* start Records for this exercise *

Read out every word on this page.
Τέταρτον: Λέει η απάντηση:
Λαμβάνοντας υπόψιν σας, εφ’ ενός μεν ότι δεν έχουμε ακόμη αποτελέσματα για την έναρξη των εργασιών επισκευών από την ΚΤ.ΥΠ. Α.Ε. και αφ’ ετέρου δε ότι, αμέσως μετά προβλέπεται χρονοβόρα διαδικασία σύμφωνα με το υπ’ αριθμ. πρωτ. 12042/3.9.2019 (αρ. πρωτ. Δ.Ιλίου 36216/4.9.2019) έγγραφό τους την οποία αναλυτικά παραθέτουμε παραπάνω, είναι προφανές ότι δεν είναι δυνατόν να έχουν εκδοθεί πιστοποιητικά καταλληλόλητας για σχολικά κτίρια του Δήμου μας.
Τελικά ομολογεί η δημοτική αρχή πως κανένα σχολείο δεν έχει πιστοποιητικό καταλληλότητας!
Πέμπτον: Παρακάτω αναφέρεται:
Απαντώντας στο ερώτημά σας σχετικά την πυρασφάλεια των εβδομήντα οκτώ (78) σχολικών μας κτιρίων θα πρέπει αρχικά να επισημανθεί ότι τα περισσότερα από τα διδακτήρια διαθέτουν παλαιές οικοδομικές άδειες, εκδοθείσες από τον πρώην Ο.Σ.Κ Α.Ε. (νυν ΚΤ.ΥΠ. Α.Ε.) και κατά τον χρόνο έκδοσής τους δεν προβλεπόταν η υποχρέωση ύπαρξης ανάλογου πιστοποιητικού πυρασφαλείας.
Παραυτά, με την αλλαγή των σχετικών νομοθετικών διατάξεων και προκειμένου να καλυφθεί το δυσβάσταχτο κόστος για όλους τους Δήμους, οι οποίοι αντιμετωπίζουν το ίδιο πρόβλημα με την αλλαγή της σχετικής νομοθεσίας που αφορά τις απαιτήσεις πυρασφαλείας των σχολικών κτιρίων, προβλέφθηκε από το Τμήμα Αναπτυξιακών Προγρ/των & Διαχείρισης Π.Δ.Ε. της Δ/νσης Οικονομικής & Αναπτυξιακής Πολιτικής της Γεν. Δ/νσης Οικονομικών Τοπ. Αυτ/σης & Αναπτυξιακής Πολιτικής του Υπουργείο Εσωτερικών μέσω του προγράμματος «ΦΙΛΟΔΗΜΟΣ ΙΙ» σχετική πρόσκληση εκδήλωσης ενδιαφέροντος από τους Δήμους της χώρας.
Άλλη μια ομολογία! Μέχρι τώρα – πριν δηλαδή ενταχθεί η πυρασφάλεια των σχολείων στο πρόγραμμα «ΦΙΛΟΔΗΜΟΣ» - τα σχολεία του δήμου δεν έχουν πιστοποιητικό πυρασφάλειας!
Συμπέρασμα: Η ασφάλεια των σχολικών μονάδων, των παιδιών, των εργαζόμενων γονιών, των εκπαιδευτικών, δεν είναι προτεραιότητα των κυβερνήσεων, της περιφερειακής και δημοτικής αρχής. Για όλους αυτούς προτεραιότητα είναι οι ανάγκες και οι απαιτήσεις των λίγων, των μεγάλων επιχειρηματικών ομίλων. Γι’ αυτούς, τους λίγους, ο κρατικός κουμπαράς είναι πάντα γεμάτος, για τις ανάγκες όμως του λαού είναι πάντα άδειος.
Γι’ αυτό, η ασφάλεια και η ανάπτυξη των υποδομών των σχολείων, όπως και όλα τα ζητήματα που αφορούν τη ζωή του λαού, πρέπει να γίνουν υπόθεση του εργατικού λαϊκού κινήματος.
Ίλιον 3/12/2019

* end Records for this exercise *

Work to complete.
All lines above containing the string "πιστοποιητικό" are to be collected.

Complete response.
Τελικά ομολογεί η δημοτική αρχή πως κανένα σχολείο δεν έχει πιστοποιητικό καταλληλότητας!
Άλλη μια ομολογία! Μέχρι τώρα – πριν δηλαδή ενταχθεί η πυρασφάλεια των σχολείων στο πρόγραμμα «ΦΙΛΟΔΗΜΟΣ» - τα σχολεία του δήμου δεν έχουν πιστοποιητικό πυρασφάλειας!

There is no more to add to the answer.